Data entries
· · · ·

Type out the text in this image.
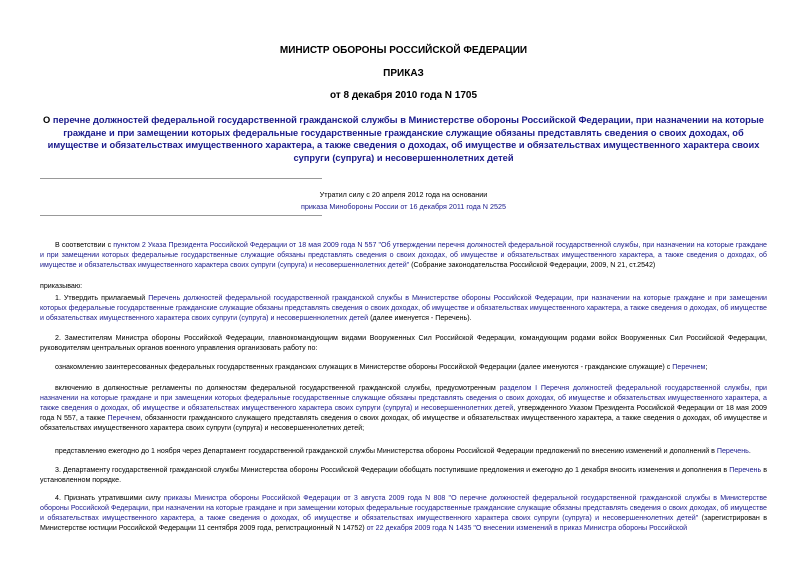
МИНИСТР ОБОРОНЫ РОССИЙСКОЙ ФЕДЕРАЦИИ
ПРИКАЗ
от 8 декабря 2010 года N 1705
О перечне должностей федеральной государственной гражданской службы в Министерстве обороны Российской Федерации, при назначении на которые граждане и при замещении которых федеральные государственные гражданские служащие обязаны представлять сведения о своих доходах, об имуществе и обязательствах имущественного характера, а также сведения о доходах, об имуществе и обязательствах имущественного характера своих супруги (супруга) и несовершеннолетних детей
Утратил силу с 20 апреля 2012 года на основании
приказа Минобороны России от 16 декабря 2011 года N 2525
В соответствии с пунктом 2 Указа Президента Российской Федерации от 18 мая 2009 года N 557 "Об утверждении перечня должностей федеральной государственной службы, при назначении на которые граждане и при замещении которых федеральные государственные служащие обязаны представлять сведения о своих доходах, об имуществе и обязательствах имущественного характера, а также сведения о доходах, об имуществе и обязательствах имущественного характера своих супруги (супруга) и несовершеннолетних детей" (Собрание законодательства Российской Федерации, 2009, N 21, ст.2542)
приказываю:
1. Утвердить прилагаемый Перечень должностей федеральной государственной гражданской службы в Министерстве обороны Российской Федерации, при назначении на которые граждане и при замещении которых федеральные государственные гражданские служащие обязаны представлять сведения о своих доходах, об имуществе и обязательствах имущественного характера, а также сведения о доходах, об имуществе и обязательствах имущественного характера своих супруги (супруга) и несовершеннолетних детей (далее именуется - Перечень).
2. Заместителям Министра обороны Российской Федерации, главнокомандующим видами Вооруженных Сил Российской Федерации, командующим родами войск Вооруженных Сил Российской Федерации, руководителям центральных органов военного управления организовать работу по:
ознакомлению заинтересованных федеральных государственных гражданских служащих в Министерстве обороны Российской Федерации (далее именуются - гражданские служащие) с Перечнем;
включению в должностные регламенты по должностям федеральной государственной гражданской службы, предусмотренным разделом I Перечня должностей федеральной государственной службы, при назначении на которые граждане и при замещении которых федеральные государственные служащие обязаны представлять сведения о своих доходах, об имуществе и обязательствах имущественного характера, а также сведения о доходах, об имуществе и обязательствах имущественного характера своих супруги (супруга) и несовершеннолетних детей, утвержденного Указом Президента Российской Федерации от 18 мая 2009 года N 557, а также Перечнем, обязанности гражданского служащего представлять сведения о своих доходах, об имуществе и обязательствах имущественного характера, а также сведения о доходах, об имуществе и обязательствах имущественного характера своих супруги (супруга) и несовершеннолетних детей;
представлению ежегодно до 1 ноября через Департамент государственной гражданской службы Министерства обороны Российской Федерации предложений по внесению изменений и дополнений в Перечень.
3. Департаменту государственной гражданской службы Министерства обороны Российской Федерации обобщать поступившие предложения и ежегодно до 1 декабря вносить изменения и дополнения в Перечень в установленном порядке.
4. Признать утратившими силу приказы Министра обороны Российской Федерации от 3 августа 2009 года N 808 "О перечне должностей федеральной государственной гражданской службы в Министерстве обороны Российской Федерации, при назначении на которые граждане и при замещении которых федеральные государственные гражданские служащие обязаны представлять сведения о своих доходах, об имуществе и обязательствах имущественного характера, а также сведения о доходах, об имуществе и обязательствах имущественного характера своих супруги (супруга) и несовершеннолетних детей" (зарегистрирован в Министерстве юстиции Российской Федерации 11 сентября 2009 года, регистрационный N 14752) от 22 декабря 2009 года N 1435 "О внесении изменений в приказ Министра обороны Российской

· · · ·

*What to do*.
Copy out all of the material exactly as written, without its pictures.

*The completed task*.
Type out the text in this image.
МИНИСТР ОБОРОНЫ РОССИЙСКОЙ ФЕДЕРАЦИИ
ПРИКАЗ
от 8 декабря 2010 года N 1705
О перечне должностей федеральной государственной гражданской службы в Министерстве обороны Российской Федерации, при назначении на которые граждане и при замещении которых федеральные государственные гражданские служащие обязаны представлять сведения о своих доходах, об имуществе и обязательствах имущественного характера, а также сведения о доходах, об имуществе и обязательствах имущественного характера своих супруги (супруга) и несовершеннолетних детей
Утратил силу с 20 апреля 2012 года на основании
приказа Минобороны России от 16 декабря 2011 года N 2525
В соответствии с пунктом 2 Указа Президента Российской Федерации от 18 мая 2009 года N 557 "Об утверждении перечня должностей федеральной государственной службы, при назначении на которые граждане и при замещении которых федеральные государственные служащие обязаны представлять сведения о своих доходах, об имуществе и обязательствах имущественного характера, а также сведения о доходах, об имуществе и обязательствах имущественного характера своих супруги (супруга) и несовершеннолетних детей" (Собрание законодательства Российской Федерации, 2009, N 21, ст.2542)
приказываю:
1. Утвердить прилагаемый Перечень должностей федеральной государственной гражданской службы в Министерстве обороны Российской Федерации, при назначении на которые граждане и при замещении которых федеральные государственные гражданские служащие обязаны представлять сведения о своих доходах, об имуществе и обязательствах имущественного характера, а также сведения о доходах, об имуществе и обязательствах имущественного характера своих супруги (супруга) и несовершеннолетних детей (далее именуется - Перечень).
2. Заместителям Министра обороны Российской Федерации, главнокомандующим видами Вооруженных Сил Российской Федерации, командующим родами войск Вооруженных Сил Российской Федерации, руководителям центральных органов военного управления организовать работу по:
ознакомлению заинтересованных федеральных государственных гражданских служащих в Министерстве обороны Российской Федерации (далее именуются - гражданские служащие) с Перечнем;
включению в должностные регламенты по должностям федеральной государственной гражданской службы, предусмотренным разделом I Перечня должностей федеральной государственной службы, при назначении на которые граждане и при замещении которых федеральные государственные служащие обязаны представлять сведения о своих доходах, об имуществе и обязательствах имущественного характера, а также сведения о доходах, об имуществе и обязательствах имущественного характера своих супруги (супруга) и несовершеннолетних детей, утвержденного Указом Президента Российской Федерации от 18 мая 2009 года N 557, а также Перечнем, обязанности гражданского служащего представлять сведения о своих доходах, об имуществе и обязательствах имущественного характера, а также сведения о доходах, об имуществе и обязательствах имущественного характера своих супруги (супруга) и несовершеннолетних детей;
представлению ежегодно до 1 ноября через Департамент государственной гражданской службы Министерства обороны Российской Федерации предложений по внесению изменений и дополнений в Перечень.
3. Департаменту государственной гражданской службы Министерства обороны Российской Федерации обобщать поступившие предложения и ежегодно до 1 декабря вносить изменения и дополнения в Перечень в установленном порядке.
4. Признать утратившими силу приказы Министра обороны Российской Федерации от 3 августа 2009 года N 808 "О перечне должностей федеральной государственной гражданской службы в Министерстве обороны Российской Федерации, при назначении на которые граждане и при замещении которых федеральные государственные гражданские служащие обязаны представлять сведения о своих доходах, об имуществе и обязательствах имущественного характера, а также сведения о доходах, об имуществе и обязательствах имущественного характера своих супруги (супруга) и несовершеннолетних детей" (зарегистрирован в Министерстве юстиции Российской Федерации 11 сентября 2009 года, регистрационный N 14752) от 22 декабря 2009 года N 1435 "О внесении изменений в приказ Министра обороны Российской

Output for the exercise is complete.